[start of Supplied material]

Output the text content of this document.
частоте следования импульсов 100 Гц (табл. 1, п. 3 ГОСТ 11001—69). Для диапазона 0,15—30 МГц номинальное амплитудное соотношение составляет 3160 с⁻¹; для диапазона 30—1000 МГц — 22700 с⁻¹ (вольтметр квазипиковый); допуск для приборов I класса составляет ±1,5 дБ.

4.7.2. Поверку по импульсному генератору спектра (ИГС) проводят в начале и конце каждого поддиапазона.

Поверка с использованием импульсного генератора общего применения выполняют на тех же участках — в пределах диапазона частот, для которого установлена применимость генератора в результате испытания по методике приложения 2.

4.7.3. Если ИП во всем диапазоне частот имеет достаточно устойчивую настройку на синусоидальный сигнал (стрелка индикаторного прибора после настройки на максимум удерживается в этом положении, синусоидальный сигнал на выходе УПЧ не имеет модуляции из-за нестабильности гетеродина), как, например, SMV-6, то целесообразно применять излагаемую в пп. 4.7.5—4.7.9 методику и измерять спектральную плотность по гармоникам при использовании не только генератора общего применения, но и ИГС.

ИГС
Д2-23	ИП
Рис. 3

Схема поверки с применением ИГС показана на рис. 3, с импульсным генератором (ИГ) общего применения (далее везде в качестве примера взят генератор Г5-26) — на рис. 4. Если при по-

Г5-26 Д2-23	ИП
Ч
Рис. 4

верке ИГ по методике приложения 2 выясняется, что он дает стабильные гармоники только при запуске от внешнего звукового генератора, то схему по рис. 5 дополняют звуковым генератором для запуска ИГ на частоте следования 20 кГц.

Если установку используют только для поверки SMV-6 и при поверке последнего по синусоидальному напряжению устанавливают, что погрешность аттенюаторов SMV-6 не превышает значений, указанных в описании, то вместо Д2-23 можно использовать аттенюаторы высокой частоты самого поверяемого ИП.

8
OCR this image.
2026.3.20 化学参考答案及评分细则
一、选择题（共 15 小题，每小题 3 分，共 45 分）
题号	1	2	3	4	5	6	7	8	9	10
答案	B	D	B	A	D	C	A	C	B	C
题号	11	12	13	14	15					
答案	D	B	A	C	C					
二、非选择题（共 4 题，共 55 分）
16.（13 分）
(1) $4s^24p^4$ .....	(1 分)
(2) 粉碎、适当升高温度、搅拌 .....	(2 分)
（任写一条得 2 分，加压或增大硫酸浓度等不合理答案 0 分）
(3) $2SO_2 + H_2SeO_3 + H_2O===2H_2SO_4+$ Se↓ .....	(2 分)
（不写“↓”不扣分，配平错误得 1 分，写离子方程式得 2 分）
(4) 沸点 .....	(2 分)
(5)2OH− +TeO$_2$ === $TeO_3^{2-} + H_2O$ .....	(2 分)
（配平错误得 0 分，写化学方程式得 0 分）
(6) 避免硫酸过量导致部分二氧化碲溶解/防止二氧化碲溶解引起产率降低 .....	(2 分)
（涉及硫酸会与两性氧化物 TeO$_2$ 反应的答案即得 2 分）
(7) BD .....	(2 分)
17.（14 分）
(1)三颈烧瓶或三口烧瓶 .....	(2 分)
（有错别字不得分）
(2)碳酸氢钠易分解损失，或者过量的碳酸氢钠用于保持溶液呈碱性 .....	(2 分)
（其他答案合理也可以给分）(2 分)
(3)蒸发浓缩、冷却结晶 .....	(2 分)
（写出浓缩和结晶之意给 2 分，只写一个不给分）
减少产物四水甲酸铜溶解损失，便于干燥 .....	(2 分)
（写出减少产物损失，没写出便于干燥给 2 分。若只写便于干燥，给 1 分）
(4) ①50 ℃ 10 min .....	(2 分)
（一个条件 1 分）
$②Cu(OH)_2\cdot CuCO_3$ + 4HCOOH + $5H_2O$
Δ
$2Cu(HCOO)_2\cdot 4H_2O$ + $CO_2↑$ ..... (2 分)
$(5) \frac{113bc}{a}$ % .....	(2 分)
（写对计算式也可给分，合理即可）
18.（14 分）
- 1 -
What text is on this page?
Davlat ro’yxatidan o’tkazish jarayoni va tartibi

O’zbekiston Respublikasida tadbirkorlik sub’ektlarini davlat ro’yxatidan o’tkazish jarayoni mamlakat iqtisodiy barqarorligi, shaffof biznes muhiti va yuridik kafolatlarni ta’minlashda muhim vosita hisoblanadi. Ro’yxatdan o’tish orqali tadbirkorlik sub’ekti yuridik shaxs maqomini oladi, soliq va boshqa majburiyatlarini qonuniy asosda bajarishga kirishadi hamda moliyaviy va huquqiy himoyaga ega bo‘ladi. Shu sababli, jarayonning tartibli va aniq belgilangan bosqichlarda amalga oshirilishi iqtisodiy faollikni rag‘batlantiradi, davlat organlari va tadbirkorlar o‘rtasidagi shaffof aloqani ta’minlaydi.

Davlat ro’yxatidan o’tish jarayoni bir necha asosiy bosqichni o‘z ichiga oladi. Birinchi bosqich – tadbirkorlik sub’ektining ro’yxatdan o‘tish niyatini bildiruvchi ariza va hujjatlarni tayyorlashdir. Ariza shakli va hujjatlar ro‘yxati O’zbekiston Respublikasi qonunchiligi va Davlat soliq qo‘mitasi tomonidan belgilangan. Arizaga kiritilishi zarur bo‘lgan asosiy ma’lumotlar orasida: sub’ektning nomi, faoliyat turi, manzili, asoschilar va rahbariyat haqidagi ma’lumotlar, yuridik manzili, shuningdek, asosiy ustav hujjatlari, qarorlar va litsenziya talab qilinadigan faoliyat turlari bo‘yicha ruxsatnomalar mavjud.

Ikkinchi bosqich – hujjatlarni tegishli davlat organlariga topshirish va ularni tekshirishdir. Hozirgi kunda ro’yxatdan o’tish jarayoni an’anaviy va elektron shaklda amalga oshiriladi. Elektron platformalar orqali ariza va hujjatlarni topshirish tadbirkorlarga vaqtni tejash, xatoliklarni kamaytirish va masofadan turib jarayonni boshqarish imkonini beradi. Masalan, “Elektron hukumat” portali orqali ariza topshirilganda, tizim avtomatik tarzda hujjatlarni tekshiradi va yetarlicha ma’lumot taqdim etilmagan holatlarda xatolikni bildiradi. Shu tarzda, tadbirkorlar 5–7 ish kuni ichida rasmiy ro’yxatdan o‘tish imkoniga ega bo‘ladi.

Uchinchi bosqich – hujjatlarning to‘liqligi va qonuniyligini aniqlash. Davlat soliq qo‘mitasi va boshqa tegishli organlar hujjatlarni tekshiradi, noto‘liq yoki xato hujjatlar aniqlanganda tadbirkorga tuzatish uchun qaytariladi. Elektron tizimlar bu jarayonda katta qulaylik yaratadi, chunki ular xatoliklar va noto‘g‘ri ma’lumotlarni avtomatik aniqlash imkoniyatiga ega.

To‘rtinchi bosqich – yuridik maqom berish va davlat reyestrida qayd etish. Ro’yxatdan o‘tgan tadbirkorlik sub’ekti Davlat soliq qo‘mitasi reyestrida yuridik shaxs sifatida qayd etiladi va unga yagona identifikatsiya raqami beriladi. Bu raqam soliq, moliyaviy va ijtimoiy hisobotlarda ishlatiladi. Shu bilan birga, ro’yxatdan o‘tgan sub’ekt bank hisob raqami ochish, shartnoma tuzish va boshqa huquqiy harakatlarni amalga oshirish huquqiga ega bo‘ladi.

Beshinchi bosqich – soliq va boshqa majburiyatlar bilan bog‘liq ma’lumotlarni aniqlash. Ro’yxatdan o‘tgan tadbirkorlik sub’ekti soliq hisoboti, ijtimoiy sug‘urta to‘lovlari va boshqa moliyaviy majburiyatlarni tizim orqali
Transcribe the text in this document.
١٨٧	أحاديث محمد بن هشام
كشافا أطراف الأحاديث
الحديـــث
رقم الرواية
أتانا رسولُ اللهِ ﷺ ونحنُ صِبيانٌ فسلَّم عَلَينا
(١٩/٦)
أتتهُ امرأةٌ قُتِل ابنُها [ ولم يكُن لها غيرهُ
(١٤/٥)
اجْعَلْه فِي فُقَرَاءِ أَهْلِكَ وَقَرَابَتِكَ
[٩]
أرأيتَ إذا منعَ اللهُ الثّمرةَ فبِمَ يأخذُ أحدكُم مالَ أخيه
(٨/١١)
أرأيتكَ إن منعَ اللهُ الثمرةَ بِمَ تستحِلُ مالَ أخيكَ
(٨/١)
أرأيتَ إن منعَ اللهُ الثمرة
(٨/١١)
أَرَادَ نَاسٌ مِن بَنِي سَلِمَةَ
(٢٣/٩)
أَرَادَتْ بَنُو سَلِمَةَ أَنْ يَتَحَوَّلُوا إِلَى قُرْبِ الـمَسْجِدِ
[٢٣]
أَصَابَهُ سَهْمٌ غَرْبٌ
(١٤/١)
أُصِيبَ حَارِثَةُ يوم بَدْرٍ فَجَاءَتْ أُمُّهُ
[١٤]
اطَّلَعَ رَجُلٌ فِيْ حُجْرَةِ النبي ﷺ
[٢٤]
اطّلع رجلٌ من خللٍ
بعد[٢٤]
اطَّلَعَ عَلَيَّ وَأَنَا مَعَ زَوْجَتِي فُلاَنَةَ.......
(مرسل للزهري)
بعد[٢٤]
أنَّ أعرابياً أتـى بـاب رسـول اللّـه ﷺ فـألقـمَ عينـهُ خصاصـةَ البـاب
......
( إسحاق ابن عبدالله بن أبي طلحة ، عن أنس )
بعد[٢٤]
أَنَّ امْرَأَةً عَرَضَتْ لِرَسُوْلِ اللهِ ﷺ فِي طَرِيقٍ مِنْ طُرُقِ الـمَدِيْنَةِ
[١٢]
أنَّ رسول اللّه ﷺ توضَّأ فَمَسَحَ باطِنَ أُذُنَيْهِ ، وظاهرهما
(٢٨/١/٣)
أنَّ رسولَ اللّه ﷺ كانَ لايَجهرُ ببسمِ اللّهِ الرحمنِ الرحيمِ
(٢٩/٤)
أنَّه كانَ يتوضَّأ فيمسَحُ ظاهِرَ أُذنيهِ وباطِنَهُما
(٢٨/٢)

[end of Supplied material]

▶ _Brief_
Using the material above, count the lines containing the word "методике". Reply with the number alone.

▶ _Task answer_
2